The Sephardic Museum in Granada, officially the Jewish Quarter Museum (Museo de la Judería), is a small museum in the city of Granada, Spain, dedicated to the recreation of the culture, history, people and traditions of the Sephardic Jews of Jewish Granada. The museum, a private initiative, occupies a typical house in the Realejo – the Jewish quarter of Granada before the expulsion of the Jews in 1492.

== Historical context ==
Jews have been present in Granada for more than fifteen centuries, during which –and especially during the golden age of Andalusian Jews– they provided the city with many relevant figures, including scientists, writers, politicians and artisans, such as Samuel Ibn Naghrillah, who endowed the city with a system of public baths, or Judah ibn Tibbon, physician, translator, politician and poet.

In 1066, the Jewish community suffered a major episode of anti-Jewish violence. A mob killed Joseph ibn Naghrela, the Jewish vizier and son of Samuel ibn Naghrillah, and attacked members of Granada's Jewish community. The event is generally known as the 1066 Granada massacre.

● ENTRIES SHOWN
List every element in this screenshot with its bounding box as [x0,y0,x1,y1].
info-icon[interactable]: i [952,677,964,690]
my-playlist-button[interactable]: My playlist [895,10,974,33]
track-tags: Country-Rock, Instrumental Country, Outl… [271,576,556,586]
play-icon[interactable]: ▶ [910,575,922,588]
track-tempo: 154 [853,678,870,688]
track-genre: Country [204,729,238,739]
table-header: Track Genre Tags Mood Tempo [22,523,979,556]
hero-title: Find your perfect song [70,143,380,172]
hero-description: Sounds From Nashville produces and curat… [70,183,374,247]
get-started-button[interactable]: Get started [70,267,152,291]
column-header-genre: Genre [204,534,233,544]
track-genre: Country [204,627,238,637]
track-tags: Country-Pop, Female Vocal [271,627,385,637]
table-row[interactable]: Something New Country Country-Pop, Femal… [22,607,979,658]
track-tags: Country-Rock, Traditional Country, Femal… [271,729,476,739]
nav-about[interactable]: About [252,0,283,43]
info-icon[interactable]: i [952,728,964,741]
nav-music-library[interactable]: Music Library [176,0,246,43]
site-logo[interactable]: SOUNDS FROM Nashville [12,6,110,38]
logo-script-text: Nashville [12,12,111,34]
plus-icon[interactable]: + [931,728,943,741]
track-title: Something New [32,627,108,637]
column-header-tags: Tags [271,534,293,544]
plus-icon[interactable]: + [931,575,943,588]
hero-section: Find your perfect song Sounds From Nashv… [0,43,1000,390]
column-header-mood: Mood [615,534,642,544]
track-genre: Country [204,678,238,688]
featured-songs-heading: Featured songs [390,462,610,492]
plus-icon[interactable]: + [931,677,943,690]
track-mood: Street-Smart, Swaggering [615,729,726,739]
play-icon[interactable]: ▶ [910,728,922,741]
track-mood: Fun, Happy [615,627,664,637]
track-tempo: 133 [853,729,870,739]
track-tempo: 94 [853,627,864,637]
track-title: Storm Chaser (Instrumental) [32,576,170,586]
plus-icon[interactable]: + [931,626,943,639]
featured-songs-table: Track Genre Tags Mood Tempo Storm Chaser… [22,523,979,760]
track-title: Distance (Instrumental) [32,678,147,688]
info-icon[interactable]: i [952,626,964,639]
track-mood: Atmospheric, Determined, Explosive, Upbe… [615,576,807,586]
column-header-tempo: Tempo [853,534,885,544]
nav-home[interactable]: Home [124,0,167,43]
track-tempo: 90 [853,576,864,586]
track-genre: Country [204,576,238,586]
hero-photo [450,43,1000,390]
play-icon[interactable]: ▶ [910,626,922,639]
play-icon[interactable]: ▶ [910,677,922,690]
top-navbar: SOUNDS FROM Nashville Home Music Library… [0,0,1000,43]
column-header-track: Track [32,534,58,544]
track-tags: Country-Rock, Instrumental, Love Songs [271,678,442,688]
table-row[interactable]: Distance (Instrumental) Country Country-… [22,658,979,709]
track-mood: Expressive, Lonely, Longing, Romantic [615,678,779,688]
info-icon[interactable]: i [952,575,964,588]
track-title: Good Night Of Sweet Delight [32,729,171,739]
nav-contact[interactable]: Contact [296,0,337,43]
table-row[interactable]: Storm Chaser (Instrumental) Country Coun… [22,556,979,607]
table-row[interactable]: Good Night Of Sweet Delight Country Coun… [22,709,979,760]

● PROBLEM A
In the passage on the Sephardic Museum in Granada, reproduce the text word for word from "The Sephardic Museum" to "politician and poet.".
● PROBLEM B
Condense the paragraph of the Sephardic Museum passage that begins "In 1066, the Jewish community" while retaining its main facts.

● ANSWER AREA A
The Sephardic Museum in Granada, officially the Jewish Quarter Museum (Museo de la Judería), is a small museum in the city of Granada, Spain, dedicated to the recreation of the culture, history, people and traditions of the Sephardic Jews of Jewish Granada. The museum, a private initiative, occupies a typical house in the Realejo – the Jewish quarter of Granada before the expulsion of the Jews in 1492.

== Historical context ==
Jews have been present in Granada for more than fifteen centuries, during which –and especially during the golden age of Andalusian Jews– they provided the city with many relevant figures, including scientists, writers, politicians and artisans, such as Samuel Ibn Naghrillah, who endowed the city with a system of public baths, or Judah ibn Tibbon, physician, translator, politician and poet.

● ANSWER AREA B
In 1066, a mob in Granada killed the Jewish vizier Joseph ibn Naghrela, son of Samuel ibn Naghrillah, and attacked the city's Jewish community. The event is generally known as the 1066 Granada massacre.